Go through the entries and transcribe each one exactly, dropping the pictures.

(Stored data)
** START **
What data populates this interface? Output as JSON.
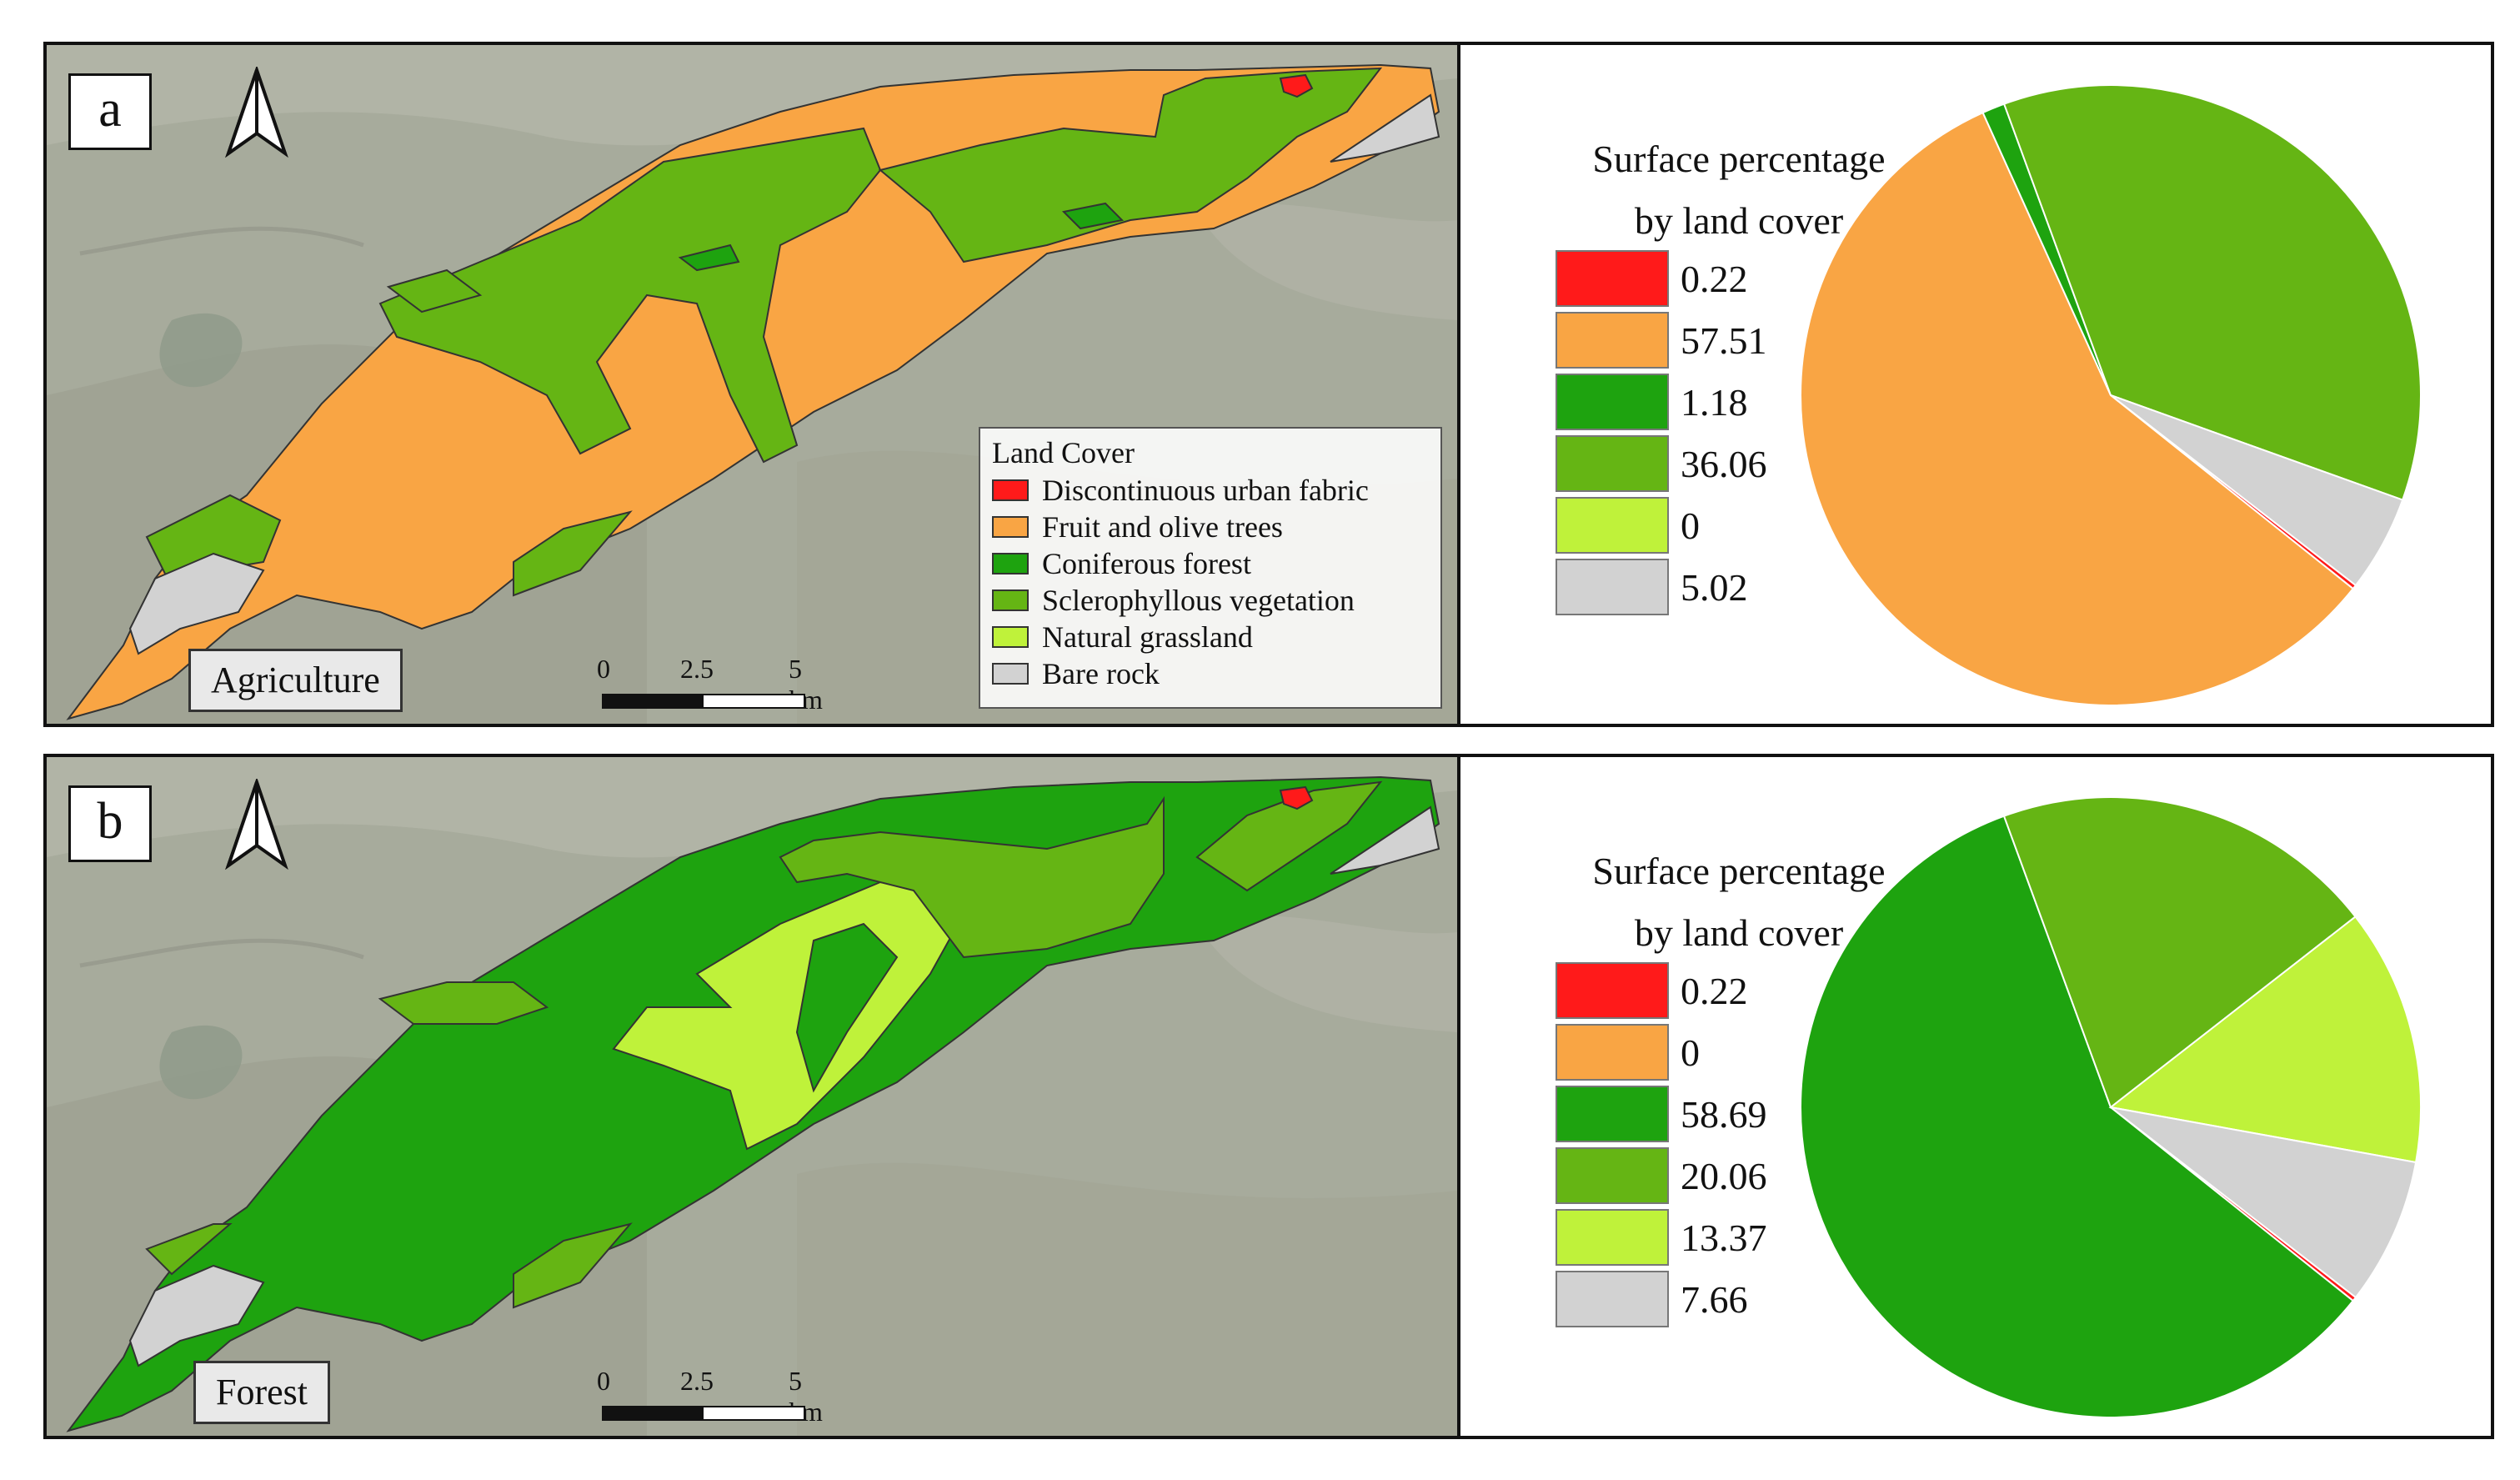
{
  "colors": {
    "urban": "#ff1a1a",
    "fruit": "#f9a544",
    "conifer": "#1ea30f",
    "scler": "#65b514",
    "grass": "#bff23a",
    "rock": "#d2d2d2"
  },
  "legend": {
    "title": "Land Cover",
    "items": [
      {
        "label": "Discontinuous urban fabric",
        "color": "#ff1a1a"
      },
      {
        "label": "Fruit and olive trees",
        "color": "#f9a544"
      },
      {
        "label": "Coniferous forest",
        "color": "#1ea30f"
      },
      {
        "label": "Sclerophyllous vegetation",
        "color": "#65b514"
      },
      {
        "label": "Natural grassland",
        "color": "#bff23a"
      },
      {
        "label": "Bare rock",
        "color": "#d2d2d2"
      }
    ]
  },
  "scale": {
    "ticks": [
      "0",
      "2.5",
      "5 km"
    ]
  },
  "north_arrow_icon": "north-arrow-icon",
  "panels": [
    {
      "letter": "a",
      "label": "Agriculture"
    },
    {
      "letter": "b",
      "label": "Forest"
    }
  ],
  "chart_data": [
    {
      "type": "pie",
      "title": "Surface percentage by land cover",
      "title_lines": [
        "Surface percentage",
        "by land cover"
      ],
      "categories": [
        "Discontinuous urban fabric",
        "Fruit and olive trees",
        "Coniferous forest",
        "Sclerophyllous vegetation",
        "Natural grassland",
        "Bare rock"
      ],
      "values": [
        0.22,
        57.51,
        1.18,
        36.06,
        0,
        5.02
      ],
      "labels": [
        "0.22",
        "57.51",
        "1.18",
        "36.06",
        "0",
        "5.02"
      ],
      "colors": [
        "#ff1a1a",
        "#f9a544",
        "#1ea30f",
        "#65b514",
        "#bff23a",
        "#d2d2d2"
      ]
    },
    {
      "type": "pie",
      "title": "Surface percentage by land cover",
      "title_lines": [
        "Surface percentage",
        "by land cover"
      ],
      "categories": [
        "Discontinuous urban fabric",
        "Fruit and olive trees",
        "Coniferous forest",
        "Sclerophyllous vegetation",
        "Natural grassland",
        "Bare rock"
      ],
      "values": [
        0.22,
        0,
        58.69,
        20.06,
        13.37,
        7.66
      ],
      "labels": [
        "0.22",
        "0",
        "58.69",
        "20.06",
        "13.37",
        "7.66"
      ],
      "colors": [
        "#ff1a1a",
        "#f9a544",
        "#1ea30f",
        "#65b514",
        "#bff23a",
        "#d2d2d2"
      ]
    }
  ]
}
** END **
*Answer in full:*
What data populates this interface? Output as JSON.
{
  "colors": {
    "urban": "#ff1a1a",
    "fruit": "#f9a544",
    "conifer": "#1ea30f",
    "scler": "#65b514",
    "grass": "#bff23a",
    "rock": "#d2d2d2"
  },
  "legend": {
    "title": "Land Cover",
    "items": [
      {
        "label": "Discontinuous urban fabric",
        "color": "#ff1a1a"
      },
      {
        "label": "Fruit and olive trees",
        "color": "#f9a544"
      },
      {
        "label": "Coniferous forest",
        "color": "#1ea30f"
      },
      {
        "label": "Sclerophyllous vegetation",
        "color": "#65b514"
      },
      {
        "label": "Natural grassland",
        "color": "#bff23a"
      },
      {
        "label": "Bare rock",
        "color": "#d2d2d2"
      }
    ]
  },
  "scale": {
    "ticks": [
      "0",
      "2.5",
      "5 km"
    ]
  },
  "north_arrow_icon": "north-arrow-icon",
  "panels": [
    {
      "letter": "a",
      "label": "Agriculture"
    },
    {
      "letter": "b",
      "label": "Forest"
    }
  ],
  "chart_data": [
    {
      "type": "pie",
      "title": "Surface percentage by land cover",
      "title_lines": [
        "Surface percentage",
        "by land cover"
      ],
      "categories": [
        "Discontinuous urban fabric",
        "Fruit and olive trees",
        "Coniferous forest",
        "Sclerophyllous vegetation",
        "Natural grassland",
        "Bare rock"
      ],
      "values": [
        0.22,
        57.51,
        1.18,
        36.06,
        0,
        5.02
      ],
      "labels": [
        "0.22",
        "57.51",
        "1.18",
        "36.06",
        "0",
        "5.02"
      ],
      "colors": [
        "#ff1a1a",
        "#f9a544",
        "#1ea30f",
        "#65b514",
        "#bff23a",
        "#d2d2d2"
      ]
    },
    {
      "type": "pie",
      "title": "Surface percentage by land cover",
      "title_lines": [
        "Surface percentage",
        "by land cover"
      ],
      "categories": [
        "Discontinuous urban fabric",
        "Fruit and olive trees",
        "Coniferous forest",
        "Sclerophyllous vegetation",
        "Natural grassland",
        "Bare rock"
      ],
      "values": [
        0.22,
        0,
        58.69,
        20.06,
        13.37,
        7.66
      ],
      "labels": [
        "0.22",
        "0",
        "58.69",
        "20.06",
        "13.37",
        "7.66"
      ],
      "colors": [
        "#ff1a1a",
        "#f9a544",
        "#1ea30f",
        "#65b514",
        "#bff23a",
        "#d2d2d2"
      ]
    }
  ]
}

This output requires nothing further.